----- Passage to read -----

Despite criticism that it left out victims' advocates, the
board appointed to monitor the implementation of the new sex abuse policy in
the Roman Catholic church is "an impressive group" devoted to
restoring credibility in the church, the panel's chairman said.
Oklahoma Gov. Frank Keating, who was appointed board chairman previously,
pledged that the board will be tough on priests who molested minors and church
leaders who hid abuse cases.
"We care deeply about the church, which has been deeply hurt,"
Keating said. "Our community is angry, because the Catholic church is
trailing blood."
Bishop Wilton D. Gregory, the president of the U.S. Roman Catholic bishops,
appointed eight new board members Wednesday, including former White House chief
of staff Leon Panetta.
The list includes several prominent Catholic lay people, but no one from victim
advocacy groups. Keating said he did not want board members beholden to a particular
organization.
But David Clohessy, national director of the Survivors Network of those Abused
by Priests, said the board's first action should be to add one member from a
victim advocacy groups.
"There are certainly some prestigious individuals but I'm not convinced
prestige is what is needed here," he said. "The panel can only be
effective if it is independent, and is perceived as such."

-----

Answer these questions from the news report on the church oversight board:
1. Who chairs the board?
2. How many new members did Bishop Wilton D. Gregory appoint on Wednesday?
3. What group does David Clohessy serve as national director?
The data after this text comes from a separate source.

----- Data provided -----

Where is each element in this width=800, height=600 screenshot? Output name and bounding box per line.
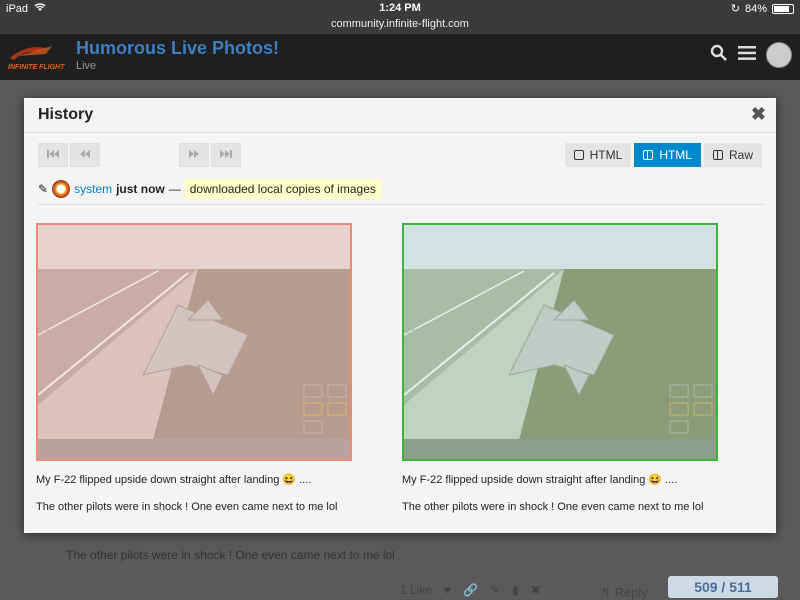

-----

## Expected output
1. Oklahoma Gov. Frank Keating
2. Eight
3. The Survivors Network of those Abused by Priests